* Begin Listing *

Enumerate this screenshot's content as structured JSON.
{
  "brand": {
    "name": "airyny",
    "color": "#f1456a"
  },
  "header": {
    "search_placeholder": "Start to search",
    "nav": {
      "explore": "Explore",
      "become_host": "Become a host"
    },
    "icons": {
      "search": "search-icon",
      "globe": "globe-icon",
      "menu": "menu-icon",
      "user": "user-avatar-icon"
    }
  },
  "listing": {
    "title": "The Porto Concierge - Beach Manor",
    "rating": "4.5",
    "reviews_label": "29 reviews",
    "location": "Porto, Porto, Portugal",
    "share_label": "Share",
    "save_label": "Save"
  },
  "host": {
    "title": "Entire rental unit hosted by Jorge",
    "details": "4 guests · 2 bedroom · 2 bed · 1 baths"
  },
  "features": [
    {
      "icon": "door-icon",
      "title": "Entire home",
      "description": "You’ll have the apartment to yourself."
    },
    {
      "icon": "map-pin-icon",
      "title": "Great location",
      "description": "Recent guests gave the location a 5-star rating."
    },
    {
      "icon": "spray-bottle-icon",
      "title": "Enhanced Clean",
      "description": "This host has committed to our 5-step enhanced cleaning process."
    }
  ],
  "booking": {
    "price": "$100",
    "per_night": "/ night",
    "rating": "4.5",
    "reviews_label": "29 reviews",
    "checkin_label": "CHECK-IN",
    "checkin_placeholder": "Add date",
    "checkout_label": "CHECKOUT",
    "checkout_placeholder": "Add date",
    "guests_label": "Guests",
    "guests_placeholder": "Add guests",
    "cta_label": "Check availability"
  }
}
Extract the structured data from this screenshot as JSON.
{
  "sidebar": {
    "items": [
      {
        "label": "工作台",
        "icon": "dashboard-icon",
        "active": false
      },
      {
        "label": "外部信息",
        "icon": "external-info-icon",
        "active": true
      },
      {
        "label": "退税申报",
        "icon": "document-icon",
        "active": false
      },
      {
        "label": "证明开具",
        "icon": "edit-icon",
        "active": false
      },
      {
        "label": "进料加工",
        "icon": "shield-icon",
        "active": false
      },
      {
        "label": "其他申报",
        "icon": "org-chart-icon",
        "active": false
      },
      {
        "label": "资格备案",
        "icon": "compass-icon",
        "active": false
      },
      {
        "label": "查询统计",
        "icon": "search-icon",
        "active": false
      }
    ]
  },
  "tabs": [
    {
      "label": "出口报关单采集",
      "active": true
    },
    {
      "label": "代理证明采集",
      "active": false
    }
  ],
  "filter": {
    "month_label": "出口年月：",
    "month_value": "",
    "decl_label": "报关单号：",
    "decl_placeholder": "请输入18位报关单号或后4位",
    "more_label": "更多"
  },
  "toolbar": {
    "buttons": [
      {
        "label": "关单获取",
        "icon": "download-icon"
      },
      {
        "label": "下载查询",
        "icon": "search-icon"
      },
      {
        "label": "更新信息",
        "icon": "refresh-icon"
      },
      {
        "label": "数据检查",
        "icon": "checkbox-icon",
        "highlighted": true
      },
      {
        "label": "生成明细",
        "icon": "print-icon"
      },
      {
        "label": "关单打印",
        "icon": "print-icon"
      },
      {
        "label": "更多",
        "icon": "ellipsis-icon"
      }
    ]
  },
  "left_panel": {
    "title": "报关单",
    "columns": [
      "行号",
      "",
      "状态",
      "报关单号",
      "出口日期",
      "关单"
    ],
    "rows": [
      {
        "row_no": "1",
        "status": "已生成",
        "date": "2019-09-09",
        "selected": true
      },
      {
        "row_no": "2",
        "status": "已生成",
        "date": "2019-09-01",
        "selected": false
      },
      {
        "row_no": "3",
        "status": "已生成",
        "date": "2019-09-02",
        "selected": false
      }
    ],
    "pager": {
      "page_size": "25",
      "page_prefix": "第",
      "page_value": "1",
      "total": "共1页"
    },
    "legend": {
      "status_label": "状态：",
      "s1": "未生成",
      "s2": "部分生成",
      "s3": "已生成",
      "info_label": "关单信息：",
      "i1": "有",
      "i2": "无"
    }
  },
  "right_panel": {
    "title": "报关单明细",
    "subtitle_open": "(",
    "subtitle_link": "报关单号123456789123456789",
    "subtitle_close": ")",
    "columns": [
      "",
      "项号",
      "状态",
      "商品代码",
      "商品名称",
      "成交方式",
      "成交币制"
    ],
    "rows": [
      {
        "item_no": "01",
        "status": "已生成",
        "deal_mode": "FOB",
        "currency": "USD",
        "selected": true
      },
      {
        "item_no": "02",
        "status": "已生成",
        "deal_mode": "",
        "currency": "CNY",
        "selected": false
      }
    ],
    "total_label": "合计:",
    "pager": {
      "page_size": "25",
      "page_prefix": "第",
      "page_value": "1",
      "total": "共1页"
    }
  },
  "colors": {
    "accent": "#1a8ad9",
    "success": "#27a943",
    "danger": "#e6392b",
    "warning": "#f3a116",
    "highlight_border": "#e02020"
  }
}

* End Listing *

Please repeat all the records above exactly as they appear.

_Response_
Enumerate this screenshot's content as structured JSON.
{
  "brand": {
    "name": "airyny",
    "color": "#f1456a"
  },
  "header": {
    "search_placeholder": "Start to search",
    "nav": {
      "explore": "Explore",
      "become_host": "Become a host"
    },
    "icons": {
      "search": "search-icon",
      "globe": "globe-icon",
      "menu": "menu-icon",
      "user": "user-avatar-icon"
    }
  },
  "listing": {
    "title": "The Porto Concierge - Beach Manor",
    "rating": "4.5",
    "reviews_label": "29 reviews",
    "location": "Porto, Porto, Portugal",
    "share_label": "Share",
    "save_label": "Save"
  },
  "host": {
    "title": "Entire rental unit hosted by Jorge",
    "details": "4 guests · 2 bedroom · 2 bed · 1 baths"
  },
  "features": [
    {
      "icon": "door-icon",
      "title": "Entire home",
      "description": "You’ll have the apartment to yourself."
    },
    {
      "icon": "map-pin-icon",
      "title": "Great location",
      "description": "Recent guests gave the location a 5-star rating."
    },
    {
      "icon": "spray-bottle-icon",
      "title": "Enhanced Clean",
      "description": "This host has committed to our 5-step enhanced cleaning process."
    }
  ],
  "booking": {
    "price": "$100",
    "per_night": "/ night",
    "rating": "4.5",
    "reviews_label": "29 reviews",
    "checkin_label": "CHECK-IN",
    "checkin_placeholder": "Add date",
    "checkout_label": "CHECKOUT",
    "checkout_placeholder": "Add date",
    "guests_label": "Guests",
    "guests_placeholder": "Add guests",
    "cta_label": "Check availability"
  }
}
Extract the structured data from this screenshot as JSON.
{
  "sidebar": {
    "items": [
      {
        "label": "工作台",
        "icon": "dashboard-icon",
        "active": false
      },
      {
        "label": "外部信息",
        "icon": "external-info-icon",
        "active": true
      },
      {
        "label": "退税申报",
        "icon": "document-icon",
        "active": false
      },
      {
        "label": "证明开具",
        "icon": "edit-icon",
        "active": false
      },
      {
        "label": "进料加工",
        "icon": "shield-icon",
        "active": false
      },
      {
        "label": "其他申报",
        "icon": "org-chart-icon",
        "active": false
      },
      {
        "label": "资格备案",
        "icon": "compass-icon",
        "active": false
      },
      {
        "label": "查询统计",
        "icon": "search-icon",
        "active": false
      }
    ]
  },
  "tabs": [
    {
      "label": "出口报关单采集",
      "active": true
    },
    {
      "label": "代理证明采集",
      "active": false
    }
  ],
  "filter": {
    "month_label": "出口年月：",
    "month_value": "",
    "decl_label": "报关单号：",
    "decl_placeholder": "请输入18位报关单号或后4位",
    "more_label": "更多"
  },
  "toolbar": {
    "buttons": [
      {
        "label": "关单获取",
        "icon": "download-icon"
      },
      {
        "label": "下载查询",
        "icon": "search-icon"
      },
      {
        "label": "更新信息",
        "icon": "refresh-icon"
      },
      {
        "label": "数据检查",
        "icon": "checkbox-icon",
        "highlighted": true
      },
      {
        "label": "生成明细",
        "icon": "print-icon"
      },
      {
        "label": "关单打印",
        "icon": "print-icon"
      },
      {
        "label": "更多",
        "icon": "ellipsis-icon"
      }
    ]
  },
  "left_panel": {
    "title": "报关单",
    "columns": [
      "行号",
      "",
      "状态",
      "报关单号",
      "出口日期",
      "关单"
    ],
    "rows": [
      {
        "row_no": "1",
        "status": "已生成",
        "date": "2019-09-09",
        "selected": true
      },
      {
        "row_no": "2",
        "status": "已生成",
        "date": "2019-09-01",
        "selected": false
      },
      {
        "row_no": "3",
        "status": "已生成",
        "date": "2019-09-02",
        "selected": false
      }
    ],
    "pager": {
      "page_size": "25",
      "page_prefix": "第",
      "page_value": "1",
      "total": "共1页"
    },
    "legend": {
      "status_label": "状态：",
      "s1": "未生成",
      "s2": "部分生成",
      "s3": "已生成",
      "info_label": "关单信息：",
      "i1": "有",
      "i2": "无"
    }
  },
  "right_panel": {
    "title": "报关单明细",
    "subtitle_open": "(",
    "subtitle_link": "报关单号123456789123456789",
    "subtitle_close": ")",
    "columns": [
      "",
      "项号",
      "状态",
      "商品代码",
      "商品名称",
      "成交方式",
      "成交币制"
    ],
    "rows": [
      {
        "item_no": "01",
        "status": "已生成",
        "deal_mode": "FOB",
        "currency": "USD",
        "selected": true
      },
      {
        "item_no": "02",
        "status": "已生成",
        "deal_mode": "",
        "currency": "CNY",
        "selected": false
      }
    ],
    "total_label": "合计:",
    "pager": {
      "page_size": "25",
      "page_prefix": "第",
      "page_value": "1",
      "total": "共1页"
    }
  },
  "colors": {
    "accent": "#1a8ad9",
    "success": "#27a943",
    "danger": "#e6392b",
    "warning": "#f3a116",
    "highlight_border": "#e02020"
  }
}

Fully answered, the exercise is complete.